— START —
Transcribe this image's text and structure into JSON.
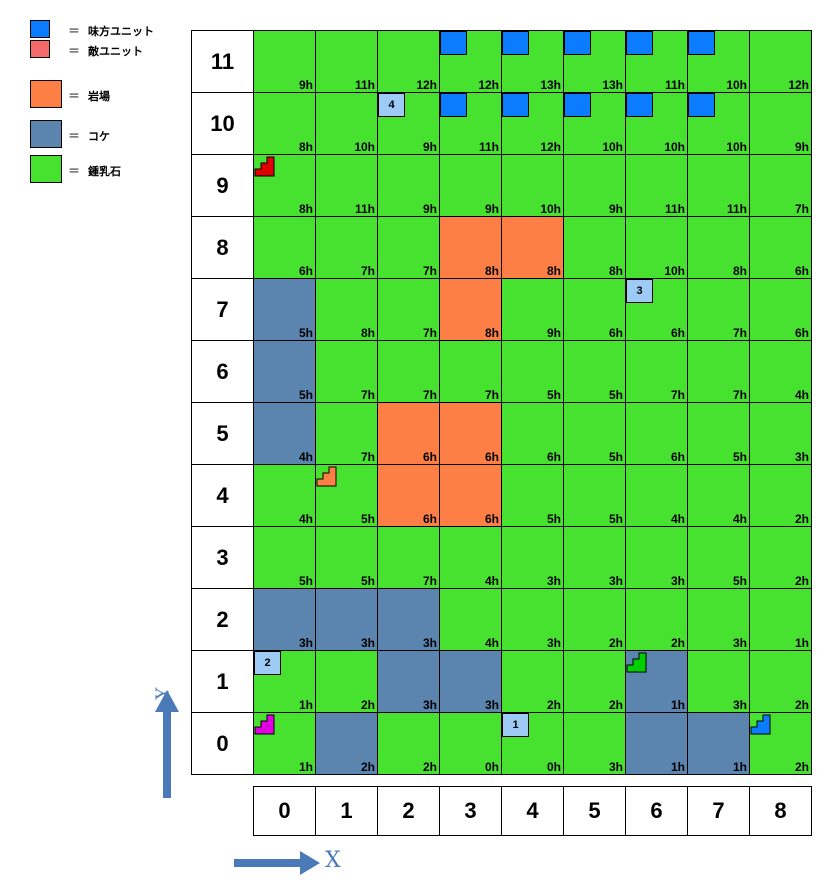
{
  "legend": [
    {
      "color": "#0b7cff",
      "eq": "＝",
      "label": "味方ユニット"
    },
    {
      "color": "#f26a6a",
      "eq": "＝",
      "label": "敵ユニット"
    },
    {
      "color": "#fd7f46",
      "eq": "＝",
      "label": "岩場"
    },
    {
      "color": "#5b84ae",
      "eq": "＝",
      "label": "コケ"
    },
    {
      "color": "#47e130",
      "eq": "＝",
      "label": "鍾乳石"
    }
  ],
  "terrain_colors": {
    "G": "#47e130",
    "R": "#fd7f46",
    "M": "#5b84ae"
  },
  "axes": {
    "x_label": "X",
    "y_label": "Y"
  },
  "columns": [
    "0",
    "1",
    "2",
    "3",
    "4",
    "5",
    "6",
    "7",
    "8"
  ],
  "rows": [
    {
      "label": "11",
      "terrain": [
        "G",
        "G",
        "G",
        "G",
        "G",
        "G",
        "G",
        "G",
        "G"
      ],
      "times": [
        "9h",
        "11h",
        "12h",
        "12h",
        "13h",
        "13h",
        "11h",
        "10h",
        "12h"
      ]
    },
    {
      "label": "10",
      "terrain": [
        "G",
        "G",
        "G",
        "G",
        "G",
        "G",
        "G",
        "G",
        "G"
      ],
      "times": [
        "8h",
        "10h",
        "9h",
        "11h",
        "12h",
        "10h",
        "10h",
        "10h",
        "9h"
      ]
    },
    {
      "label": "9",
      "terrain": [
        "G",
        "G",
        "G",
        "G",
        "G",
        "G",
        "G",
        "G",
        "G"
      ],
      "times": [
        "8h",
        "11h",
        "9h",
        "9h",
        "10h",
        "9h",
        "11h",
        "11h",
        "7h"
      ]
    },
    {
      "label": "8",
      "terrain": [
        "G",
        "G",
        "G",
        "R",
        "R",
        "G",
        "G",
        "G",
        "G"
      ],
      "times": [
        "6h",
        "7h",
        "7h",
        "8h",
        "8h",
        "8h",
        "10h",
        "8h",
        "6h"
      ]
    },
    {
      "label": "7",
      "terrain": [
        "M",
        "G",
        "G",
        "R",
        "G",
        "G",
        "G",
        "G",
        "G"
      ],
      "times": [
        "5h",
        "8h",
        "7h",
        "8h",
        "9h",
        "6h",
        "6h",
        "7h",
        "6h"
      ]
    },
    {
      "label": "6",
      "terrain": [
        "M",
        "G",
        "G",
        "G",
        "G",
        "G",
        "G",
        "G",
        "G"
      ],
      "times": [
        "5h",
        "7h",
        "7h",
        "7h",
        "5h",
        "5h",
        "7h",
        "7h",
        "4h"
      ]
    },
    {
      "label": "5",
      "terrain": [
        "M",
        "G",
        "R",
        "R",
        "G",
        "G",
        "G",
        "G",
        "G"
      ],
      "times": [
        "4h",
        "7h",
        "6h",
        "6h",
        "6h",
        "5h",
        "6h",
        "5h",
        "3h"
      ]
    },
    {
      "label": "4",
      "terrain": [
        "G",
        "G",
        "R",
        "R",
        "G",
        "G",
        "G",
        "G",
        "G"
      ],
      "times": [
        "4h",
        "5h",
        "6h",
        "6h",
        "5h",
        "5h",
        "4h",
        "4h",
        "2h"
      ]
    },
    {
      "label": "3",
      "terrain": [
        "G",
        "G",
        "G",
        "G",
        "G",
        "G",
        "G",
        "G",
        "G"
      ],
      "times": [
        "5h",
        "5h",
        "7h",
        "4h",
        "3h",
        "3h",
        "3h",
        "5h",
        "2h"
      ]
    },
    {
      "label": "2",
      "terrain": [
        "M",
        "M",
        "M",
        "G",
        "G",
        "G",
        "G",
        "G",
        "G"
      ],
      "times": [
        "3h",
        "3h",
        "3h",
        "4h",
        "3h",
        "2h",
        "2h",
        "3h",
        "1h"
      ]
    },
    {
      "label": "1",
      "terrain": [
        "G",
        "G",
        "M",
        "M",
        "G",
        "G",
        "M",
        "G",
        "G"
      ],
      "times": [
        "1h",
        "2h",
        "3h",
        "3h",
        "2h",
        "2h",
        "1h",
        "3h",
        "2h"
      ]
    },
    {
      "label": "0",
      "terrain": [
        "G",
        "M",
        "G",
        "G",
        "G",
        "G",
        "M",
        "M",
        "G"
      ],
      "times": [
        "1h",
        "2h",
        "2h",
        "0h",
        "0h",
        "3h",
        "1h",
        "1h",
        "2h"
      ]
    }
  ],
  "ally_markers": [
    {
      "row": "11",
      "col": 3
    },
    {
      "row": "11",
      "col": 4
    },
    {
      "row": "11",
      "col": 5
    },
    {
      "row": "11",
      "col": 6
    },
    {
      "row": "11",
      "col": 7
    },
    {
      "row": "10",
      "col": 3
    },
    {
      "row": "10",
      "col": 4
    },
    {
      "row": "10",
      "col": 5
    },
    {
      "row": "10",
      "col": 6
    },
    {
      "row": "10",
      "col": 7
    }
  ],
  "units": [
    {
      "label": "4",
      "row": "10",
      "col": 2
    },
    {
      "label": "3",
      "row": "7",
      "col": 6
    },
    {
      "label": "2",
      "row": "1",
      "col": 0
    },
    {
      "label": "1",
      "row": "0",
      "col": 4
    }
  ],
  "stair_icons": [
    {
      "row": "9",
      "col": 0,
      "color": "#e00000",
      "name": "red-stair-icon"
    },
    {
      "row": "4",
      "col": 1,
      "color": "#fd7f46",
      "name": "orange-stair-icon"
    },
    {
      "row": "1",
      "col": 6,
      "color": "#00d000",
      "name": "green-stair-icon"
    },
    {
      "row": "0",
      "col": 0,
      "color": "#e000e0",
      "name": "magenta-stair-icon"
    },
    {
      "row": "0",
      "col": 8,
      "color": "#0b7cff",
      "name": "blue-stair-icon"
    }
  ]
}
— END —
— Directions for this task —
Copy the data character for character, but drop all pictures from the copy.

— Written solution —
Transcribe this image's text and structure into JSON.
{
  "legend": [
    {
      "color": "#0b7cff",
      "eq": "＝",
      "label": "味方ユニット"
    },
    {
      "color": "#f26a6a",
      "eq": "＝",
      "label": "敵ユニット"
    },
    {
      "color": "#fd7f46",
      "eq": "＝",
      "label": "岩場"
    },
    {
      "color": "#5b84ae",
      "eq": "＝",
      "label": "コケ"
    },
    {
      "color": "#47e130",
      "eq": "＝",
      "label": "鍾乳石"
    }
  ],
  "terrain_colors": {
    "G": "#47e130",
    "R": "#fd7f46",
    "M": "#5b84ae"
  },
  "axes": {
    "x_label": "X",
    "y_label": "Y"
  },
  "columns": [
    "0",
    "1",
    "2",
    "3",
    "4",
    "5",
    "6",
    "7",
    "8"
  ],
  "rows": [
    {
      "label": "11",
      "terrain": [
        "G",
        "G",
        "G",
        "G",
        "G",
        "G",
        "G",
        "G",
        "G"
      ],
      "times": [
        "9h",
        "11h",
        "12h",
        "12h",
        "13h",
        "13h",
        "11h",
        "10h",
        "12h"
      ]
    },
    {
      "label": "10",
      "terrain": [
        "G",
        "G",
        "G",
        "G",
        "G",
        "G",
        "G",
        "G",
        "G"
      ],
      "times": [
        "8h",
        "10h",
        "9h",
        "11h",
        "12h",
        "10h",
        "10h",
        "10h",
        "9h"
      ]
    },
    {
      "label": "9",
      "terrain": [
        "G",
        "G",
        "G",
        "G",
        "G",
        "G",
        "G",
        "G",
        "G"
      ],
      "times": [
        "8h",
        "11h",
        "9h",
        "9h",
        "10h",
        "9h",
        "11h",
        "11h",
        "7h"
      ]
    },
    {
      "label": "8",
      "terrain": [
        "G",
        "G",
        "G",
        "R",
        "R",
        "G",
        "G",
        "G",
        "G"
      ],
      "times": [
        "6h",
        "7h",
        "7h",
        "8h",
        "8h",
        "8h",
        "10h",
        "8h",
        "6h"
      ]
    },
    {
      "label": "7",
      "terrain": [
        "M",
        "G",
        "G",
        "R",
        "G",
        "G",
        "G",
        "G",
        "G"
      ],
      "times": [
        "5h",
        "8h",
        "7h",
        "8h",
        "9h",
        "6h",
        "6h",
        "7h",
        "6h"
      ]
    },
    {
      "label": "6",
      "terrain": [
        "M",
        "G",
        "G",
        "G",
        "G",
        "G",
        "G",
        "G",
        "G"
      ],
      "times": [
        "5h",
        "7h",
        "7h",
        "7h",
        "5h",
        "5h",
        "7h",
        "7h",
        "4h"
      ]
    },
    {
      "label": "5",
      "terrain": [
        "M",
        "G",
        "R",
        "R",
        "G",
        "G",
        "G",
        "G",
        "G"
      ],
      "times": [
        "4h",
        "7h",
        "6h",
        "6h",
        "6h",
        "5h",
        "6h",
        "5h",
        "3h"
      ]
    },
    {
      "label": "4",
      "terrain": [
        "G",
        "G",
        "R",
        "R",
        "G",
        "G",
        "G",
        "G",
        "G"
      ],
      "times": [
        "4h",
        "5h",
        "6h",
        "6h",
        "5h",
        "5h",
        "4h",
        "4h",
        "2h"
      ]
    },
    {
      "label": "3",
      "terrain": [
        "G",
        "G",
        "G",
        "G",
        "G",
        "G",
        "G",
        "G",
        "G"
      ],
      "times": [
        "5h",
        "5h",
        "7h",
        "4h",
        "3h",
        "3h",
        "3h",
        "5h",
        "2h"
      ]
    },
    {
      "label": "2",
      "terrain": [
        "M",
        "M",
        "M",
        "G",
        "G",
        "G",
        "G",
        "G",
        "G"
      ],
      "times": [
        "3h",
        "3h",
        "3h",
        "4h",
        "3h",
        "2h",
        "2h",
        "3h",
        "1h"
      ]
    },
    {
      "label": "1",
      "terrain": [
        "G",
        "G",
        "M",
        "M",
        "G",
        "G",
        "M",
        "G",
        "G"
      ],
      "times": [
        "1h",
        "2h",
        "3h",
        "3h",
        "2h",
        "2h",
        "1h",
        "3h",
        "2h"
      ]
    },
    {
      "label": "0",
      "terrain": [
        "G",
        "M",
        "G",
        "G",
        "G",
        "G",
        "M",
        "M",
        "G"
      ],
      "times": [
        "1h",
        "2h",
        "2h",
        "0h",
        "0h",
        "3h",
        "1h",
        "1h",
        "2h"
      ]
    }
  ],
  "ally_markers": [
    {
      "row": "11",
      "col": 3
    },
    {
      "row": "11",
      "col": 4
    },
    {
      "row": "11",
      "col": 5
    },
    {
      "row": "11",
      "col": 6
    },
    {
      "row": "11",
      "col": 7
    },
    {
      "row": "10",
      "col": 3
    },
    {
      "row": "10",
      "col": 4
    },
    {
      "row": "10",
      "col": 5
    },
    {
      "row": "10",
      "col": 6
    },
    {
      "row": "10",
      "col": 7
    }
  ],
  "units": [
    {
      "label": "4",
      "row": "10",
      "col": 2
    },
    {
      "label": "3",
      "row": "7",
      "col": 6
    },
    {
      "label": "2",
      "row": "1",
      "col": 0
    },
    {
      "label": "1",
      "row": "0",
      "col": 4
    }
  ],
  "stair_icons": [
    {
      "row": "9",
      "col": 0,
      "color": "#e00000",
      "name": "red-stair-icon"
    },
    {
      "row": "4",
      "col": 1,
      "color": "#fd7f46",
      "name": "orange-stair-icon"
    },
    {
      "row": "1",
      "col": 6,
      "color": "#00d000",
      "name": "green-stair-icon"
    },
    {
      "row": "0",
      "col": 0,
      "color": "#e000e0",
      "name": "magenta-stair-icon"
    },
    {
      "row": "0",
      "col": 8,
      "color": "#0b7cff",
      "name": "blue-stair-icon"
    }
  ]
}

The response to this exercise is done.